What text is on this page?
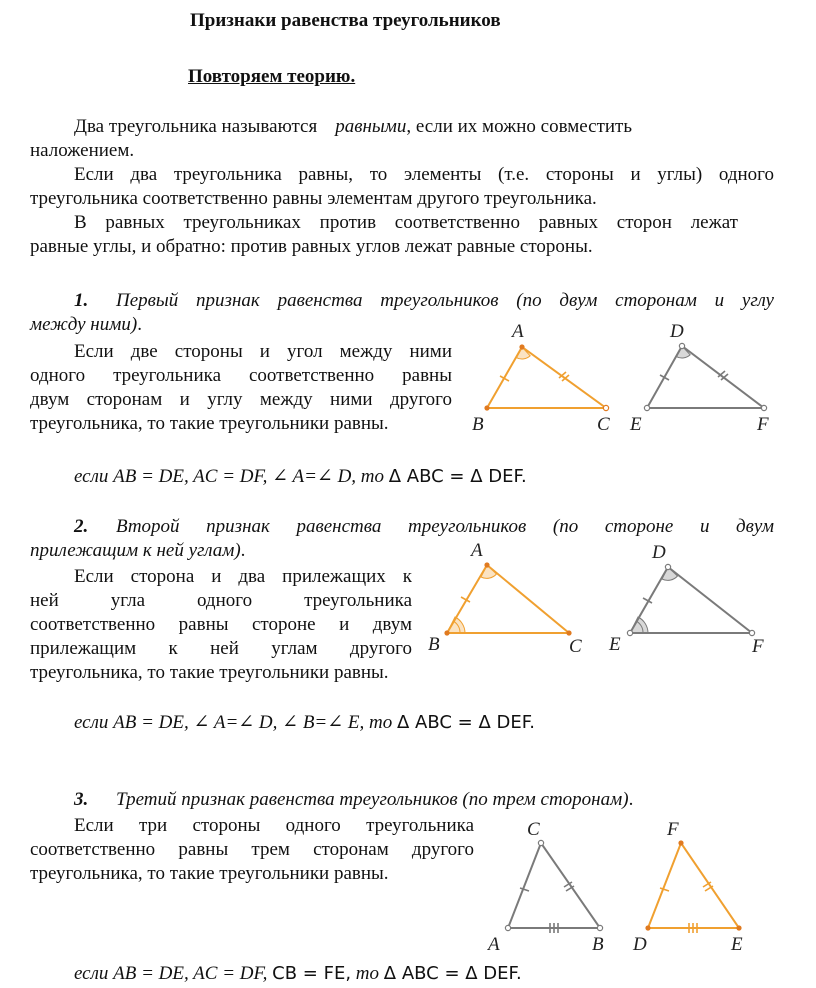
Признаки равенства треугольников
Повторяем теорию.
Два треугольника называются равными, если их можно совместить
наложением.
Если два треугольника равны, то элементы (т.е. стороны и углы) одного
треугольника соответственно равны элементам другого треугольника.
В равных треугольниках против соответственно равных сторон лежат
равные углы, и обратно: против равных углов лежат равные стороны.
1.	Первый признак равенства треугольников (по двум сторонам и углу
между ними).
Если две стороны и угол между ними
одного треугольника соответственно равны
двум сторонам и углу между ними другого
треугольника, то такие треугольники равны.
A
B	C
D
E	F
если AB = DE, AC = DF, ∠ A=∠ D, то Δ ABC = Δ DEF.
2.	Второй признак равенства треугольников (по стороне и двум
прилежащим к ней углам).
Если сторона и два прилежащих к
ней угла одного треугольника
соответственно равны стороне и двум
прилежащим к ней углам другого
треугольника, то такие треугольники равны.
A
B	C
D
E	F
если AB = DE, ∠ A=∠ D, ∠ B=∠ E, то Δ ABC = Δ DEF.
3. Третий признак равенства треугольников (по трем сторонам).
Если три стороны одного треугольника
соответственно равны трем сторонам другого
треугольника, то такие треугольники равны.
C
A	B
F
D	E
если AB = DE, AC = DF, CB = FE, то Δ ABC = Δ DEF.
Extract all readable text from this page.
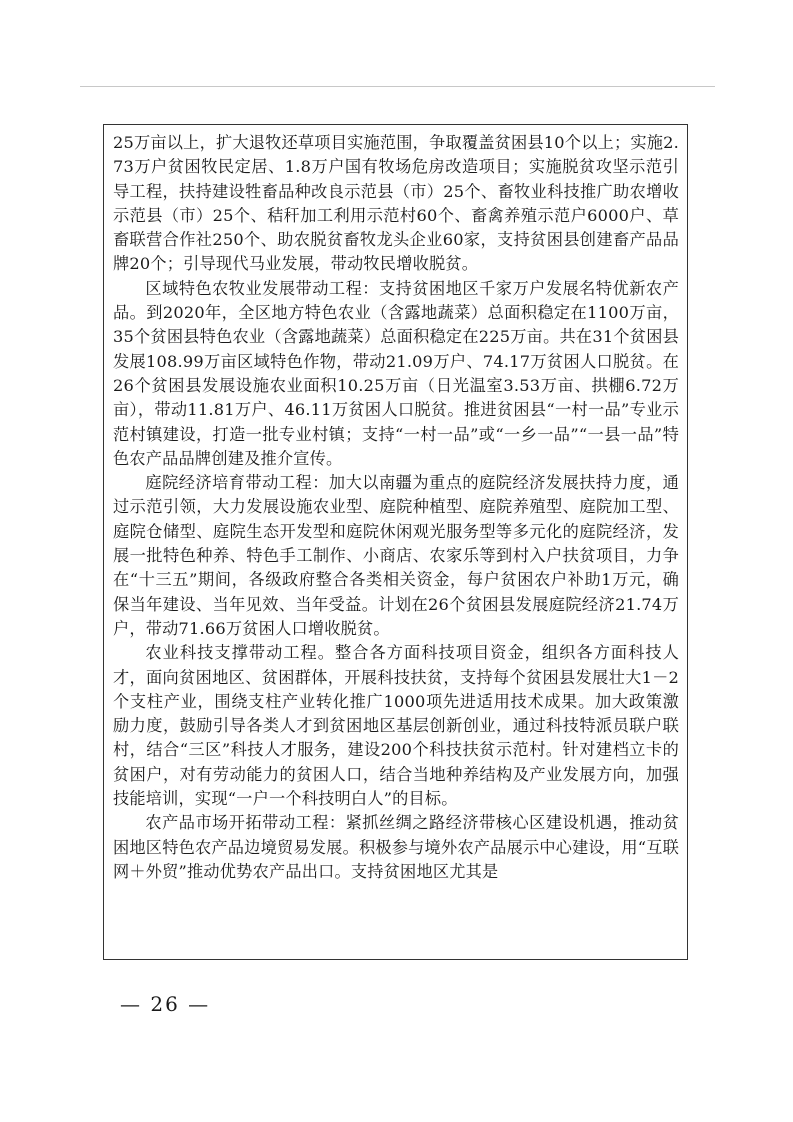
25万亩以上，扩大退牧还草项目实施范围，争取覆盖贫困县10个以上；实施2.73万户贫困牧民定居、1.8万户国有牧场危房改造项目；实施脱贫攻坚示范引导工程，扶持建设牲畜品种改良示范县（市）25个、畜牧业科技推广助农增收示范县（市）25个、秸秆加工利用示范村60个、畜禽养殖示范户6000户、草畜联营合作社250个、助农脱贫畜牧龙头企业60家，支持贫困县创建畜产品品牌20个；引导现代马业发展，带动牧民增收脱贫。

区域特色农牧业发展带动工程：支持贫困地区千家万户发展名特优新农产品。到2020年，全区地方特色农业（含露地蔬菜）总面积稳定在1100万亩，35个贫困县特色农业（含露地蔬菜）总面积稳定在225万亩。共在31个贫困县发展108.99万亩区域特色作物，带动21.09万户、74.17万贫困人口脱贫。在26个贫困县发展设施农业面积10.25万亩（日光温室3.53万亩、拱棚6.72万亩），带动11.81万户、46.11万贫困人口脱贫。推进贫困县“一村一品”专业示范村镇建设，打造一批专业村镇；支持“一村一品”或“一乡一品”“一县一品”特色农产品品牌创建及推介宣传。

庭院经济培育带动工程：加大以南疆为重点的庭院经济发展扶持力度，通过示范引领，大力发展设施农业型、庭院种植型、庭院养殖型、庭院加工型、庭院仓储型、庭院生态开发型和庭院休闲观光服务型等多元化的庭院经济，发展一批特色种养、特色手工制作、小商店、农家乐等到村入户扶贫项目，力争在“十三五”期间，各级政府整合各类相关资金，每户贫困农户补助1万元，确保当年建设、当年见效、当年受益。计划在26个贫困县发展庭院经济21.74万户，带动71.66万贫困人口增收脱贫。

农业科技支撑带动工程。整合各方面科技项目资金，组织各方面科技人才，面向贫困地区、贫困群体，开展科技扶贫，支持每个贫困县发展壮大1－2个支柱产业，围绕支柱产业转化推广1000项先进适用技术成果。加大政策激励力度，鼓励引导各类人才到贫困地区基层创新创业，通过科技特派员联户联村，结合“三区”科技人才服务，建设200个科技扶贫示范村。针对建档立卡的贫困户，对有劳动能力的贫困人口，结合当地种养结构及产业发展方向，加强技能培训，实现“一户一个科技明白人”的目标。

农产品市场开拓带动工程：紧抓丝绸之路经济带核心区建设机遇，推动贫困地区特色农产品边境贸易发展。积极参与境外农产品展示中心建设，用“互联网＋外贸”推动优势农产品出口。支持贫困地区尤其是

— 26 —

============

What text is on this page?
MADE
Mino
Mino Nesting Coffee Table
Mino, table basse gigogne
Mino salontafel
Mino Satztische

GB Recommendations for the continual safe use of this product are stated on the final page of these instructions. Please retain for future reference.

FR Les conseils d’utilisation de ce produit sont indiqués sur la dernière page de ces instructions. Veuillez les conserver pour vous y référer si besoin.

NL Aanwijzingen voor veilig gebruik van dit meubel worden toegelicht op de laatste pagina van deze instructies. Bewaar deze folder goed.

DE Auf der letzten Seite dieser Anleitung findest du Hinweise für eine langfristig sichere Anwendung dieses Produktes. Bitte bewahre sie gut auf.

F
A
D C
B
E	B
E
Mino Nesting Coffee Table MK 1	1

============

## GIVEN PROBLEM:
In the listing, find every line with the word "углы" and state how many there are, nothing more.

## RESULT OF THIS TASK:
2